Go through the listing and copy every line word for word.

start Exercise input

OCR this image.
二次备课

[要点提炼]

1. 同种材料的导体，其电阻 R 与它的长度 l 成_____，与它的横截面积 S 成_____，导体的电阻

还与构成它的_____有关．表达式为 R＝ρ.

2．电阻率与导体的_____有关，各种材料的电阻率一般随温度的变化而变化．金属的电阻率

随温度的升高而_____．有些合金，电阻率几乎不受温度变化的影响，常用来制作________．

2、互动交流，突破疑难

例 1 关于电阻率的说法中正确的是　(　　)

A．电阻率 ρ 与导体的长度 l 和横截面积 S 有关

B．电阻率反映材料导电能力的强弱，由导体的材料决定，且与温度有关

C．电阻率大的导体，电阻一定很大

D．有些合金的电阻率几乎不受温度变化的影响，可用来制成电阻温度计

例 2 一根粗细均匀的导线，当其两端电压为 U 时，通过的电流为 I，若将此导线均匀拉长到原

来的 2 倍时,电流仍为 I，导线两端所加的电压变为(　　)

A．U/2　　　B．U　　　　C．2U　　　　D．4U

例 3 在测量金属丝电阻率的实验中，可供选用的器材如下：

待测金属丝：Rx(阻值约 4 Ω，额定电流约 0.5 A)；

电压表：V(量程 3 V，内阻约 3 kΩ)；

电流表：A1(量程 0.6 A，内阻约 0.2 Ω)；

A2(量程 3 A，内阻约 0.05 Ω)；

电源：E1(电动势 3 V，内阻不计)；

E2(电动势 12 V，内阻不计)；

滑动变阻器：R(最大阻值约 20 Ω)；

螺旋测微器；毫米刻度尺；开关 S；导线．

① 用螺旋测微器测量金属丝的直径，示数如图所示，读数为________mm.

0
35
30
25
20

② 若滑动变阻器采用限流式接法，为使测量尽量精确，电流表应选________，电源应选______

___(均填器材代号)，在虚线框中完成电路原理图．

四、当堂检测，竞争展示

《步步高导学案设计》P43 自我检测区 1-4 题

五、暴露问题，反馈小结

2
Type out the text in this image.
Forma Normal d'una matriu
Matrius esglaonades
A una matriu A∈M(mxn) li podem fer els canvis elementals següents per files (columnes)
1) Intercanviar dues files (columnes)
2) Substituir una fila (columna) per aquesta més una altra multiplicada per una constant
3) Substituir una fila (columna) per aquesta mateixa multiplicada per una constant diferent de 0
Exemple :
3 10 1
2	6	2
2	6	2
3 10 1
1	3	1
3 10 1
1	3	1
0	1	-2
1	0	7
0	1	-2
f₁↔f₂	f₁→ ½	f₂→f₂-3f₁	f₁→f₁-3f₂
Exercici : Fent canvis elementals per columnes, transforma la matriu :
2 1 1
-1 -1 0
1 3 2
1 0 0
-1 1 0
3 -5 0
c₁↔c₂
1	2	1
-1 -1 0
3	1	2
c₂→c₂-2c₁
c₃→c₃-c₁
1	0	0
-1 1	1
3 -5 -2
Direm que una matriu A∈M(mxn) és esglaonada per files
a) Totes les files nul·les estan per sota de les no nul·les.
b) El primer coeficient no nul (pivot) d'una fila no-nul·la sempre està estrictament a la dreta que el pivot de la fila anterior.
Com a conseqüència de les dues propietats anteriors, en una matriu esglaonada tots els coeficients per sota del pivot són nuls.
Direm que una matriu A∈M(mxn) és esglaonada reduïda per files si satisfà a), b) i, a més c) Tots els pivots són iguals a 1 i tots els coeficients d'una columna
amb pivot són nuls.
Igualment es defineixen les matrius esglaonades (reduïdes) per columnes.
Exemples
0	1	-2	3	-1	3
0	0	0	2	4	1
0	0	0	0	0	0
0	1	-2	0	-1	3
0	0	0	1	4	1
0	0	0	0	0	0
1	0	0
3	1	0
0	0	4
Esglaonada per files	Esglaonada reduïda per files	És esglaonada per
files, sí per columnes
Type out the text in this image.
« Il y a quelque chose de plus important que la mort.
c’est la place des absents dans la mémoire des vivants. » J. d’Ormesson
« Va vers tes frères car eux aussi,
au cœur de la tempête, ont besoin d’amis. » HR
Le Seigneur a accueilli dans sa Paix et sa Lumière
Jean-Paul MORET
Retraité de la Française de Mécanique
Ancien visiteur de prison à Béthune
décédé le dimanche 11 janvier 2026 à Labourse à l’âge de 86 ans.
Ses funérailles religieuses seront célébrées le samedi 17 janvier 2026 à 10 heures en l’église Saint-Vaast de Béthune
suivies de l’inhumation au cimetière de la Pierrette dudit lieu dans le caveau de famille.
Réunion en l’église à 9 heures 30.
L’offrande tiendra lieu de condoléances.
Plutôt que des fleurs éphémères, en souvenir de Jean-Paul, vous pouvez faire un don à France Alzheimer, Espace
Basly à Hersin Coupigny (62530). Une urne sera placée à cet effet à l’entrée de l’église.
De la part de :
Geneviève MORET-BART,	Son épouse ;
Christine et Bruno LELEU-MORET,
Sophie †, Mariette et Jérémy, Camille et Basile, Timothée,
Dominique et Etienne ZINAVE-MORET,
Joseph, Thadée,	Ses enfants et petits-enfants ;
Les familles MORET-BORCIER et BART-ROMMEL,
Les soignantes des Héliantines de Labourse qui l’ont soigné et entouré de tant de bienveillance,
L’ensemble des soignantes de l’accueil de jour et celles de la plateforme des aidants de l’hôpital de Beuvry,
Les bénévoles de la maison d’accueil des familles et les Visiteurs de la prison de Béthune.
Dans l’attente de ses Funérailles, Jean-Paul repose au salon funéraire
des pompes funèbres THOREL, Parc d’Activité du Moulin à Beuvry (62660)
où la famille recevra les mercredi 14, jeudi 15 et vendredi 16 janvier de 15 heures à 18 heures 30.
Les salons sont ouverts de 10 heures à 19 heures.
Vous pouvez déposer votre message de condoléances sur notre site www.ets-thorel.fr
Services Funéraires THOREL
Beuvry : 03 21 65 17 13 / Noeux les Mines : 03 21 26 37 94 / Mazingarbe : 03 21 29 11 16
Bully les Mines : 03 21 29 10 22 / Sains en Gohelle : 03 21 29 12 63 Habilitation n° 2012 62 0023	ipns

end Exercise input

Solved exercise ::
OCR this image.
二次备课

[要点提炼]

1. 同种材料的导体，其电阻 R 与它的长度 l 成_____，与它的横截面积 S 成_____，导体的电阻

还与构成它的_____有关．表达式为 R＝ρ.

2．电阻率与导体的_____有关，各种材料的电阻率一般随温度的变化而变化．金属的电阻率

随温度的升高而_____．有些合金，电阻率几乎不受温度变化的影响，常用来制作________．

2、互动交流，突破疑难

例 1 关于电阻率的说法中正确的是　(　　)

A．电阻率 ρ 与导体的长度 l 和横截面积 S 有关

B．电阻率反映材料导电能力的强弱，由导体的材料决定，且与温度有关

C．电阻率大的导体，电阻一定很大

D．有些合金的电阻率几乎不受温度变化的影响，可用来制成电阻温度计

例 2 一根粗细均匀的导线，当其两端电压为 U 时，通过的电流为 I，若将此导线均匀拉长到原

来的 2 倍时,电流仍为 I，导线两端所加的电压变为(　　)

A．U/2　　　B．U　　　　C．2U　　　　D．4U

例 3 在测量金属丝电阻率的实验中，可供选用的器材如下：

待测金属丝：Rx(阻值约 4 Ω，额定电流约 0.5 A)；

电压表：V(量程 3 V，内阻约 3 kΩ)；

电流表：A1(量程 0.6 A，内阻约 0.2 Ω)；

A2(量程 3 A，内阻约 0.05 Ω)；

电源：E1(电动势 3 V，内阻不计)；

E2(电动势 12 V，内阻不计)；

滑动变阻器：R(最大阻值约 20 Ω)；

螺旋测微器；毫米刻度尺；开关 S；导线．

① 用螺旋测微器测量金属丝的直径，示数如图所示，读数为________mm.

0
35
30
25
20

② 若滑动变阻器采用限流式接法，为使测量尽量精确，电流表应选________，电源应选______

___(均填器材代号)，在虚线框中完成电路原理图．

四、当堂检测，竞争展示

《步步高导学案设计》P43 自我检测区 1-4 题

五、暴露问题，反馈小结

2
Type out the text in this image.
Forma Normal d'una matriu
Matrius esglaonades
A una matriu A∈M(mxn) li podem fer els canvis elementals següents per files (columnes)
1) Intercanviar dues files (columnes)
2) Substituir una fila (columna) per aquesta més una altra multiplicada per una constant
3) Substituir una fila (columna) per aquesta mateixa multiplicada per una constant diferent de 0
Exemple :
3 10 1
2	6	2
2	6	2
3 10 1
1	3	1
3 10 1
1	3	1
0	1	-2
1	0	7
0	1	-2
f₁↔f₂	f₁→ ½	f₂→f₂-3f₁	f₁→f₁-3f₂
Exercici : Fent canvis elementals per columnes, transforma la matriu :
2 1 1
-1 -1 0
1 3 2
1 0 0
-1 1 0
3 -5 0
c₁↔c₂
1	2	1
-1 -1 0
3	1	2
c₂→c₂-2c₁
c₃→c₃-c₁
1	0	0
-1 1	1
3 -5 -2
Direm que una matriu A∈M(mxn) és esglaonada per files
a) Totes les files nul·les estan per sota de les no nul·les.
b) El primer coeficient no nul (pivot) d'una fila no-nul·la sempre està estrictament a la dreta que el pivot de la fila anterior.
Com a conseqüència de les dues propietats anteriors, en una matriu esglaonada tots els coeficients per sota del pivot són nuls.
Direm que una matriu A∈M(mxn) és esglaonada reduïda per files si satisfà a), b) i, a més c) Tots els pivots són iguals a 1 i tots els coeficients d'una columna
amb pivot són nuls.
Igualment es defineixen les matrius esglaonades (reduïdes) per columnes.
Exemples
0	1	-2	3	-1	3
0	0	0	2	4	1
0	0	0	0	0	0
0	1	-2	0	-1	3
0	0	0	1	4	1
0	0	0	0	0	0
1	0	0
3	1	0
0	0	4
Esglaonada per files	Esglaonada reduïda per files	És esglaonada per
files, sí per columnes
Type out the text in this image.
« Il y a quelque chose de plus important que la mort.
c’est la place des absents dans la mémoire des vivants. » J. d’Ormesson
« Va vers tes frères car eux aussi,
au cœur de la tempête, ont besoin d’amis. » HR
Le Seigneur a accueilli dans sa Paix et sa Lumière
Jean-Paul MORET
Retraité de la Française de Mécanique
Ancien visiteur de prison à Béthune
décédé le dimanche 11 janvier 2026 à Labourse à l’âge de 86 ans.
Ses funérailles religieuses seront célébrées le samedi 17 janvier 2026 à 10 heures en l’église Saint-Vaast de Béthune
suivies de l’inhumation au cimetière de la Pierrette dudit lieu dans le caveau de famille.
Réunion en l’église à 9 heures 30.
L’offrande tiendra lieu de condoléances.
Plutôt que des fleurs éphémères, en souvenir de Jean-Paul, vous pouvez faire un don à France Alzheimer, Espace
Basly à Hersin Coupigny (62530). Une urne sera placée à cet effet à l’entrée de l’église.
De la part de :
Geneviève MORET-BART,	Son épouse ;
Christine et Bruno LELEU-MORET,
Sophie †, Mariette et Jérémy, Camille et Basile, Timothée,
Dominique et Etienne ZINAVE-MORET,
Joseph, Thadée,	Ses enfants et petits-enfants ;
Les familles MORET-BORCIER et BART-ROMMEL,
Les soignantes des Héliantines de Labourse qui l’ont soigné et entouré de tant de bienveillance,
L’ensemble des soignantes de l’accueil de jour et celles de la plateforme des aidants de l’hôpital de Beuvry,
Les bénévoles de la maison d’accueil des familles et les Visiteurs de la prison de Béthune.
Dans l’attente de ses Funérailles, Jean-Paul repose au salon funéraire
des pompes funèbres THOREL, Parc d’Activité du Moulin à Beuvry (62660)
où la famille recevra les mercredi 14, jeudi 15 et vendredi 16 janvier de 15 heures à 18 heures 30.
Les salons sont ouverts de 10 heures à 19 heures.
Vous pouvez déposer votre message de condoléances sur notre site www.ets-thorel.fr
Services Funéraires THOREL
Beuvry : 03 21 65 17 13 / Noeux les Mines : 03 21 26 37 94 / Mazingarbe : 03 21 29 11 16
Bully les Mines : 03 21 29 10 22 / Sains en Gohelle : 03 21 29 12 63 Habilitation n° 2012 62 0023	ipns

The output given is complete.